* Start *

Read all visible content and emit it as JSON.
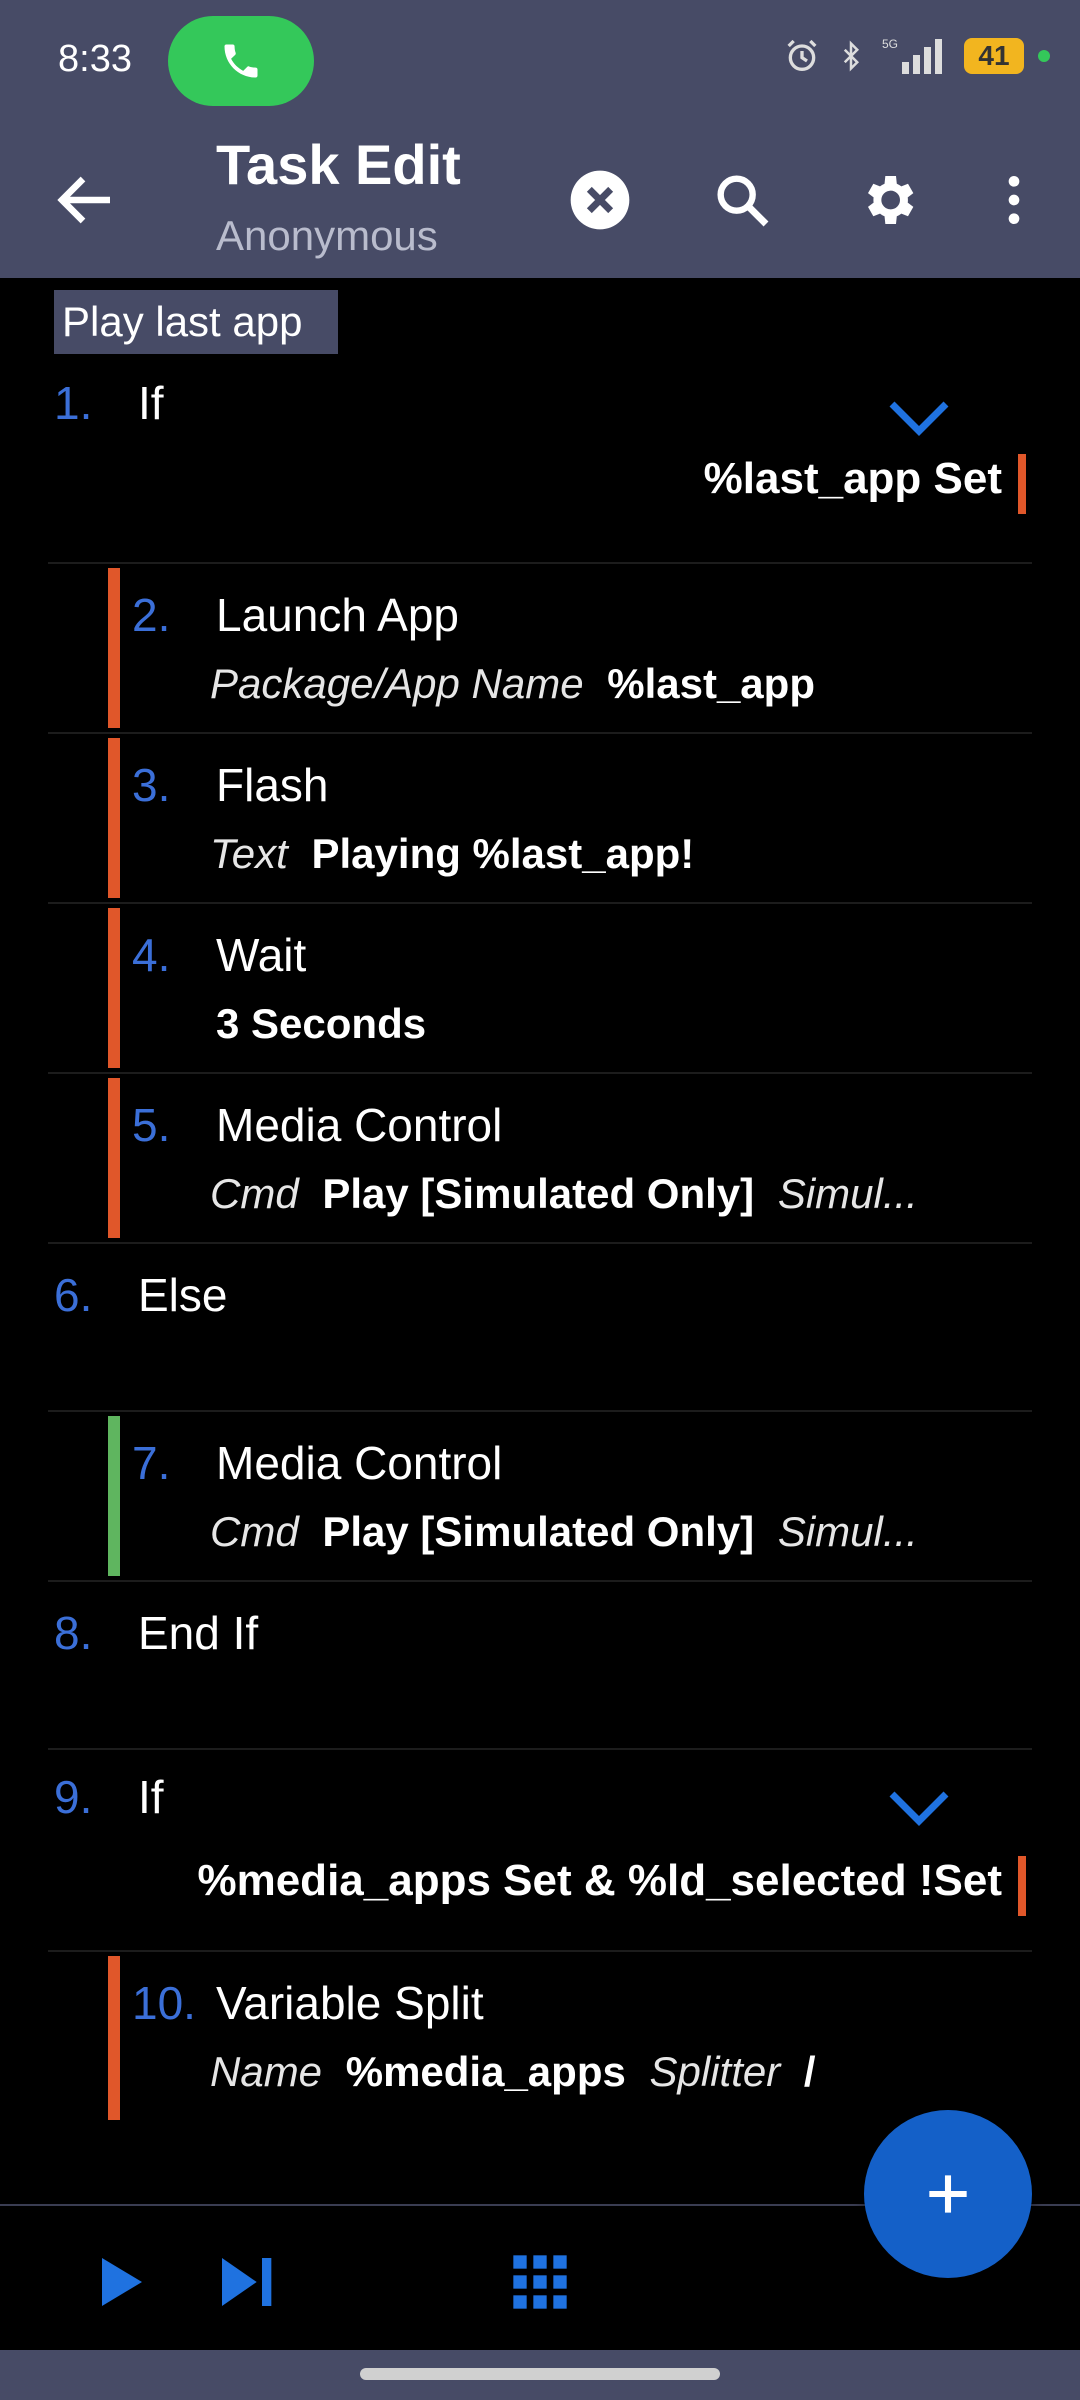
{
  "status_bar": {
    "time": "8:33",
    "battery": "41",
    "icons": [
      "phone-icon",
      "alarm-icon",
      "bluetooth-icon",
      "5g-icon",
      "signal-icon",
      "battery-icon"
    ]
  },
  "app_bar": {
    "title": "Task Edit",
    "subtitle": "Anonymous",
    "icons": [
      "back-arrow-icon",
      "clear-icon",
      "search-icon",
      "gear-icon",
      "more-vert-icon"
    ]
  },
  "task": {
    "name": "Play last app",
    "actions": [
      {
        "num": "1.",
        "label": "If",
        "condition": "%last_app Set"
      },
      {
        "num": "2.",
        "label": "Launch App",
        "arg_key": "Package/App Name",
        "arg_value": "%last_app"
      },
      {
        "num": "3.",
        "label": "Flash",
        "arg_key": "Text",
        "arg_value": "Playing %last_app!"
      },
      {
        "num": "4.",
        "label": "Wait",
        "arg_value": "3 Seconds"
      },
      {
        "num": "5.",
        "label": "Media Control",
        "arg_key": "Cmd",
        "arg_value": "Play [Simulated Only]",
        "arg_extra": "Simul..."
      },
      {
        "num": "6.",
        "label": "Else"
      },
      {
        "num": "7.",
        "label": "Media Control",
        "arg_key": "Cmd",
        "arg_value": "Play [Simulated Only]",
        "arg_extra": "Simul..."
      },
      {
        "num": "8.",
        "label": "End If"
      },
      {
        "num": "9.",
        "label": "If",
        "condition": "%media_apps Set & %ld_selected !Set"
      },
      {
        "num": "10.",
        "label": "Variable Split",
        "arg_key": "Name",
        "arg_value": "%media_apps",
        "arg_key2": "Splitter",
        "arg_value2": "/"
      }
    ]
  },
  "colors": {
    "accent_blue": "#3b6fd8",
    "branch_orange": "#e0572a",
    "branch_green": "#5fb55f",
    "header_bg": "#474b66",
    "fab_blue": "#1460c8"
  },
  "bottom_bar": {
    "icons": [
      "play-icon",
      "skip-next-icon",
      "grid-icon"
    ]
  },
  "fab": {
    "icon": "plus-icon"
  }
}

* End *

▶ **DESCRIPTION OF THE TASK**
Exclude the pictures and transcribe all of the entries exactly.

▶ **EXPECTED ANSWER**
Read all visible content and emit it as JSON.
{
  "status_bar": {
    "time": "8:33",
    "battery": "41",
    "icons": [
      "phone-icon",
      "alarm-icon",
      "bluetooth-icon",
      "5g-icon",
      "signal-icon",
      "battery-icon"
    ]
  },
  "app_bar": {
    "title": "Task Edit",
    "subtitle": "Anonymous",
    "icons": [
      "back-arrow-icon",
      "clear-icon",
      "search-icon",
      "gear-icon",
      "more-vert-icon"
    ]
  },
  "task": {
    "name": "Play last app",
    "actions": [
      {
        "num": "1.",
        "label": "If",
        "condition": "%last_app Set"
      },
      {
        "num": "2.",
        "label": "Launch App",
        "arg_key": "Package/App Name",
        "arg_value": "%last_app"
      },
      {
        "num": "3.",
        "label": "Flash",
        "arg_key": "Text",
        "arg_value": "Playing %last_app!"
      },
      {
        "num": "4.",
        "label": "Wait",
        "arg_value": "3 Seconds"
      },
      {
        "num": "5.",
        "label": "Media Control",
        "arg_key": "Cmd",
        "arg_value": "Play [Simulated Only]",
        "arg_extra": "Simul..."
      },
      {
        "num": "6.",
        "label": "Else"
      },
      {
        "num": "7.",
        "label": "Media Control",
        "arg_key": "Cmd",
        "arg_value": "Play [Simulated Only]",
        "arg_extra": "Simul..."
      },
      {
        "num": "8.",
        "label": "End If"
      },
      {
        "num": "9.",
        "label": "If",
        "condition": "%media_apps Set & %ld_selected !Set"
      },
      {
        "num": "10.",
        "label": "Variable Split",
        "arg_key": "Name",
        "arg_value": "%media_apps",
        "arg_key2": "Splitter",
        "arg_value2": "/"
      }
    ]
  },
  "colors": {
    "accent_blue": "#3b6fd8",
    "branch_orange": "#e0572a",
    "branch_green": "#5fb55f",
    "header_bg": "#474b66",
    "fab_blue": "#1460c8"
  },
  "bottom_bar": {
    "icons": [
      "play-icon",
      "skip-next-icon",
      "grid-icon"
    ]
  },
  "fab": {
    "icon": "plus-icon"
  }
}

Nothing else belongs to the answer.